TASK DESCRIPTION -
What follows is a listing; restate every line of it word for word.

Excerpts from a figure dataset:

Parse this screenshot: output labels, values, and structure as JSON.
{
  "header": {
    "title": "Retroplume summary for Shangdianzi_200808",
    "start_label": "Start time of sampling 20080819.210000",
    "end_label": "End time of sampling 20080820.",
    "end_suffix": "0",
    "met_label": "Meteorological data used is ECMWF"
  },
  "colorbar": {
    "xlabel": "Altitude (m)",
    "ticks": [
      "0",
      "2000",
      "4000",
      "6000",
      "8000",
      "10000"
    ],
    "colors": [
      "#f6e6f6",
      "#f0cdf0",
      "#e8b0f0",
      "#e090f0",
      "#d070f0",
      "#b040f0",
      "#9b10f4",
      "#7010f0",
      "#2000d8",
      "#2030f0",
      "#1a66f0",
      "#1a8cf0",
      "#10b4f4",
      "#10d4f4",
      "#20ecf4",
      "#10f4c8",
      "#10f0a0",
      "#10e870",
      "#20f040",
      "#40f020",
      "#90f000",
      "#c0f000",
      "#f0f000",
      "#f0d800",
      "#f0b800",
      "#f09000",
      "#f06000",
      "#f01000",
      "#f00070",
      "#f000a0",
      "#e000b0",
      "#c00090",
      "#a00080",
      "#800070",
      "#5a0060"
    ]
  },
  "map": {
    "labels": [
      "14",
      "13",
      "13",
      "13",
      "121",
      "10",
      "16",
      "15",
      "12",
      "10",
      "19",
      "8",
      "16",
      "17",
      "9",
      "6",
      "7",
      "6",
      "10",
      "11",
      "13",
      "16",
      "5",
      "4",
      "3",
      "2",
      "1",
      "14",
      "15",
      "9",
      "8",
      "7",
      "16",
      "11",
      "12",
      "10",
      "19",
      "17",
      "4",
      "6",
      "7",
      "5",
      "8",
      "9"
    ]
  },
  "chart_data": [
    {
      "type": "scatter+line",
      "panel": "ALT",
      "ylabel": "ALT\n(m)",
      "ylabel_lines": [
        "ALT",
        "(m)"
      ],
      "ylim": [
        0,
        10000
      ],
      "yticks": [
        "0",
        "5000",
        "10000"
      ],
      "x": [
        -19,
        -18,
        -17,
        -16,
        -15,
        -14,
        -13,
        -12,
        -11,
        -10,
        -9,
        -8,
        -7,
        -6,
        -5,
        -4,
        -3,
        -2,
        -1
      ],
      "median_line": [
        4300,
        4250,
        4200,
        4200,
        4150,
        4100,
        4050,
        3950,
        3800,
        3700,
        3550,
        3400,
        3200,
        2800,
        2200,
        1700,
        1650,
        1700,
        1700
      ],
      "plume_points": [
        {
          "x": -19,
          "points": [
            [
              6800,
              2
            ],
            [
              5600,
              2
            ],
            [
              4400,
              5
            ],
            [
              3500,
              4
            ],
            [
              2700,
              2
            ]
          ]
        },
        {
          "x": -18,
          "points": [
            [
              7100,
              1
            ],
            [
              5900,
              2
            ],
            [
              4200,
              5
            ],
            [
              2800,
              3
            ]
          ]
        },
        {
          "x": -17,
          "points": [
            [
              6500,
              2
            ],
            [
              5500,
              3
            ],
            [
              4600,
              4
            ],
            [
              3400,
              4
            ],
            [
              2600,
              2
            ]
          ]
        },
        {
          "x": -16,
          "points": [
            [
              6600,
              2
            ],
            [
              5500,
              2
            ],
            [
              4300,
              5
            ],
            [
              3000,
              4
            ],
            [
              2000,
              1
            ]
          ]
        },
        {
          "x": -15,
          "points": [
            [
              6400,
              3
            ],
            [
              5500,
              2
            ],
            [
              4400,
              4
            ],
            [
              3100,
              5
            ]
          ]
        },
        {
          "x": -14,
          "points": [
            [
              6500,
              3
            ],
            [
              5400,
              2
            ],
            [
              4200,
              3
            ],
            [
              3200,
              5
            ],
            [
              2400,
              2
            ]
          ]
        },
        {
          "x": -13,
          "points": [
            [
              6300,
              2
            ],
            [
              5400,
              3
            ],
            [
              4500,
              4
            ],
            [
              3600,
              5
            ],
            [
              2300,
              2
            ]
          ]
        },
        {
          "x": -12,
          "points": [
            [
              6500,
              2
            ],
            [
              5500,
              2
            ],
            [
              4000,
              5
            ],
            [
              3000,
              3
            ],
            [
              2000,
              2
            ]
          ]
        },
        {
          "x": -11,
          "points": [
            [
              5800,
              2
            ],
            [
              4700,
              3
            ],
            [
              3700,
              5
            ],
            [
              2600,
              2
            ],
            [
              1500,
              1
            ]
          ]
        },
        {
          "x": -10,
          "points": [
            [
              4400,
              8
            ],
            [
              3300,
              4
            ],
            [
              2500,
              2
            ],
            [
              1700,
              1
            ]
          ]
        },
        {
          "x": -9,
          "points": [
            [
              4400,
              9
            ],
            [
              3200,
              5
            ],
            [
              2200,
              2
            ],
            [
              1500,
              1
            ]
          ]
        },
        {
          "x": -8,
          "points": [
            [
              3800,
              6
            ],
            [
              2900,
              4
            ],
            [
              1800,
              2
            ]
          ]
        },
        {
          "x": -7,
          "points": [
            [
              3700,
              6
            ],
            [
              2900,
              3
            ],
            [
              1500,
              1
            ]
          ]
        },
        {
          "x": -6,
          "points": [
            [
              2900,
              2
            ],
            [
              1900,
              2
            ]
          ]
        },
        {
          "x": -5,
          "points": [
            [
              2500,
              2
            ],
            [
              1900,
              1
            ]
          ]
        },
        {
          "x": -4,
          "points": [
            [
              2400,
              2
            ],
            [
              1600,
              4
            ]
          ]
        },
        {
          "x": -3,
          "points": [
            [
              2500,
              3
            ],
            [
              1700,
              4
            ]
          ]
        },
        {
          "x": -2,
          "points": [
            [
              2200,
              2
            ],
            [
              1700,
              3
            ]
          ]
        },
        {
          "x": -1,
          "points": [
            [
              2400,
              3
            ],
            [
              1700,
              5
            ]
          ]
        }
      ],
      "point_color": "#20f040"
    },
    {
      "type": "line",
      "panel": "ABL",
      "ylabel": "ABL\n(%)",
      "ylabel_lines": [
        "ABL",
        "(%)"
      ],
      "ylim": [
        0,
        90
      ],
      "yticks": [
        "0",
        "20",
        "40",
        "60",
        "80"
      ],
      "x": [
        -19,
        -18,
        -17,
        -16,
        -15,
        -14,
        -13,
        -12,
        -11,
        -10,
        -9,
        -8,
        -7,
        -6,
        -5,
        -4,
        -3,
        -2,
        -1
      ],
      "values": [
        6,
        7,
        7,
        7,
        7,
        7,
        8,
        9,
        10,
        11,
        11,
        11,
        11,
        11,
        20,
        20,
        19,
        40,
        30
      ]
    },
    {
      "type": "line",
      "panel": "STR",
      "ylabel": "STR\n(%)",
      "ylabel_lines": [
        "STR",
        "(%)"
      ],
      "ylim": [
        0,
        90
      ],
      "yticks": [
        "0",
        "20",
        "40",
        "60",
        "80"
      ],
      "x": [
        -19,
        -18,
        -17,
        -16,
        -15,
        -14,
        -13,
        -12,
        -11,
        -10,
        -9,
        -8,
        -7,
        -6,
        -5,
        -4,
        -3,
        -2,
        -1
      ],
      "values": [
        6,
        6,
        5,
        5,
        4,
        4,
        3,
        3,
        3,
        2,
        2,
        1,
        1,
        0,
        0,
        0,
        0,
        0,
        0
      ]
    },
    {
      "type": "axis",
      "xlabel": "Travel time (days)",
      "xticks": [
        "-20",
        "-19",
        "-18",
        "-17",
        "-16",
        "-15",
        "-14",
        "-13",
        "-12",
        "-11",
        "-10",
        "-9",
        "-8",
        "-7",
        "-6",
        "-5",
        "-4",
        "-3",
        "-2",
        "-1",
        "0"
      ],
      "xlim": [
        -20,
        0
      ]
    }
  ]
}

OUTPUT FOR THIS EXERCISE -
Parse this screenshot: output labels, values, and structure as JSON.
{
  "header": {
    "title": "Retroplume summary for Shangdianzi_200808",
    "start_label": "Start time of sampling 20080819.210000",
    "end_label": "End time of sampling 20080820.",
    "end_suffix": "0",
    "met_label": "Meteorological data used is ECMWF"
  },
  "colorbar": {
    "xlabel": "Altitude (m)",
    "ticks": [
      "0",
      "2000",
      "4000",
      "6000",
      "8000",
      "10000"
    ],
    "colors": [
      "#f6e6f6",
      "#f0cdf0",
      "#e8b0f0",
      "#e090f0",
      "#d070f0",
      "#b040f0",
      "#9b10f4",
      "#7010f0",
      "#2000d8",
      "#2030f0",
      "#1a66f0",
      "#1a8cf0",
      "#10b4f4",
      "#10d4f4",
      "#20ecf4",
      "#10f4c8",
      "#10f0a0",
      "#10e870",
      "#20f040",
      "#40f020",
      "#90f000",
      "#c0f000",
      "#f0f000",
      "#f0d800",
      "#f0b800",
      "#f09000",
      "#f06000",
      "#f01000",
      "#f00070",
      "#f000a0",
      "#e000b0",
      "#c00090",
      "#a00080",
      "#800070",
      "#5a0060"
    ]
  },
  "map": {
    "labels": [
      "14",
      "13",
      "13",
      "13",
      "121",
      "10",
      "16",
      "15",
      "12",
      "10",
      "19",
      "8",
      "16",
      "17",
      "9",
      "6",
      "7",
      "6",
      "10",
      "11",
      "13",
      "16",
      "5",
      "4",
      "3",
      "2",
      "1",
      "14",
      "15",
      "9",
      "8",
      "7",
      "16",
      "11",
      "12",
      "10",
      "19",
      "17",
      "4",
      "6",
      "7",
      "5",
      "8",
      "9"
    ]
  },
  "chart_data": [
    {
      "type": "scatter+line",
      "panel": "ALT",
      "ylabel": "ALT\n(m)",
      "ylabel_lines": [
        "ALT",
        "(m)"
      ],
      "ylim": [
        0,
        10000
      ],
      "yticks": [
        "0",
        "5000",
        "10000"
      ],
      "x": [
        -19,
        -18,
        -17,
        -16,
        -15,
        -14,
        -13,
        -12,
        -11,
        -10,
        -9,
        -8,
        -7,
        -6,
        -5,
        -4,
        -3,
        -2,
        -1
      ],
      "median_line": [
        4300,
        4250,
        4200,
        4200,
        4150,
        4100,
        4050,
        3950,
        3800,
        3700,
        3550,
        3400,
        3200,
        2800,
        2200,
        1700,
        1650,
        1700,
        1700
      ],
      "plume_points": [
        {
          "x": -19,
          "points": [
            [
              6800,
              2
            ],
            [
              5600,
              2
            ],
            [
              4400,
              5
            ],
            [
              3500,
              4
            ],
            [
              2700,
              2
            ]
          ]
        },
        {
          "x": -18,
          "points": [
            [
              7100,
              1
            ],
            [
              5900,
              2
            ],
            [
              4200,
              5
            ],
            [
              2800,
              3
            ]
          ]
        },
        {
          "x": -17,
          "points": [
            [
              6500,
              2
            ],
            [
              5500,
              3
            ],
            [
              4600,
              4
            ],
            [
              3400,
              4
            ],
            [
              2600,
              2
            ]
          ]
        },
        {
          "x": -16,
          "points": [
            [
              6600,
              2
            ],
            [
              5500,
              2
            ],
            [
              4300,
              5
            ],
            [
              3000,
              4
            ],
            [
              2000,
              1
            ]
          ]
        },
        {
          "x": -15,
          "points": [
            [
              6400,
              3
            ],
            [
              5500,
              2
            ],
            [
              4400,
              4
            ],
            [
              3100,
              5
            ]
          ]
        },
        {
          "x": -14,
          "points": [
            [
              6500,
              3
            ],
            [
              5400,
              2
            ],
            [
              4200,
              3
            ],
            [
              3200,
              5
            ],
            [
              2400,
              2
            ]
          ]
        },
        {
          "x": -13,
          "points": [
            [
              6300,
              2
            ],
            [
              5400,
              3
            ],
            [
              4500,
              4
            ],
            [
              3600,
              5
            ],
            [
              2300,
              2
            ]
          ]
        },
        {
          "x": -12,
          "points": [
            [
              6500,
              2
            ],
            [
              5500,
              2
            ],
            [
              4000,
              5
            ],
            [
              3000,
              3
            ],
            [
              2000,
              2
            ]
          ]
        },
        {
          "x": -11,
          "points": [
            [
              5800,
              2
            ],
            [
              4700,
              3
            ],
            [
              3700,
              5
            ],
            [
              2600,
              2
            ],
            [
              1500,
              1
            ]
          ]
        },
        {
          "x": -10,
          "points": [
            [
              4400,
              8
            ],
            [
              3300,
              4
            ],
            [
              2500,
              2
            ],
            [
              1700,
              1
            ]
          ]
        },
        {
          "x": -9,
          "points": [
            [
              4400,
              9
            ],
            [
              3200,
              5
            ],
            [
              2200,
              2
            ],
            [
              1500,
              1
            ]
          ]
        },
        {
          "x": -8,
          "points": [
            [
              3800,
              6
            ],
            [
              2900,
              4
            ],
            [
              1800,
              2
            ]
          ]
        },
        {
          "x": -7,
          "points": [
            [
              3700,
              6
            ],
            [
              2900,
              3
            ],
            [
              1500,
              1
            ]
          ]
        },
        {
          "x": -6,
          "points": [
            [
              2900,
              2
            ],
            [
              1900,
              2
            ]
          ]
        },
        {
          "x": -5,
          "points": [
            [
              2500,
              2
            ],
            [
              1900,
              1
            ]
          ]
        },
        {
          "x": -4,
          "points": [
            [
              2400,
              2
            ],
            [
              1600,
              4
            ]
          ]
        },
        {
          "x": -3,
          "points": [
            [
              2500,
              3
            ],
            [
              1700,
              4
            ]
          ]
        },
        {
          "x": -2,
          "points": [
            [
              2200,
              2
            ],
            [
              1700,
              3
            ]
          ]
        },
        {
          "x": -1,
          "points": [
            [
              2400,
              3
            ],
            [
              1700,
              5
            ]
          ]
        }
      ],
      "point_color": "#20f040"
    },
    {
      "type": "line",
      "panel": "ABL",
      "ylabel": "ABL\n(%)",
      "ylabel_lines": [
        "ABL",
        "(%)"
      ],
      "ylim": [
        0,
        90
      ],
      "yticks": [
        "0",
        "20",
        "40",
        "60",
        "80"
      ],
      "x": [
        -19,
        -18,
        -17,
        -16,
        -15,
        -14,
        -13,
        -12,
        -11,
        -10,
        -9,
        -8,
        -7,
        -6,
        -5,
        -4,
        -3,
        -2,
        -1
      ],
      "values": [
        6,
        7,
        7,
        7,
        7,
        7,
        8,
        9,
        10,
        11,
        11,
        11,
        11,
        11,
        20,
        20,
        19,
        40,
        30
      ]
    },
    {
      "type": "line",
      "panel": "STR",
      "ylabel": "STR\n(%)",
      "ylabel_lines": [
        "STR",
        "(%)"
      ],
      "ylim": [
        0,
        90
      ],
      "yticks": [
        "0",
        "20",
        "40",
        "60",
        "80"
      ],
      "x": [
        -19,
        -18,
        -17,
        -16,
        -15,
        -14,
        -13,
        -12,
        -11,
        -10,
        -9,
        -8,
        -7,
        -6,
        -5,
        -4,
        -3,
        -2,
        -1
      ],
      "values": [
        6,
        6,
        5,
        5,
        4,
        4,
        3,
        3,
        3,
        2,
        2,
        1,
        1,
        0,
        0,
        0,
        0,
        0,
        0
      ]
    },
    {
      "type": "axis",
      "xlabel": "Travel time (days)",
      "xticks": [
        "-20",
        "-19",
        "-18",
        "-17",
        "-16",
        "-15",
        "-14",
        "-13",
        "-12",
        "-11",
        "-10",
        "-9",
        "-8",
        "-7",
        "-6",
        "-5",
        "-4",
        "-3",
        "-2",
        "-1",
        "0"
      ],
      "xlim": [
        -20,
        0
      ]
    }
  ]
}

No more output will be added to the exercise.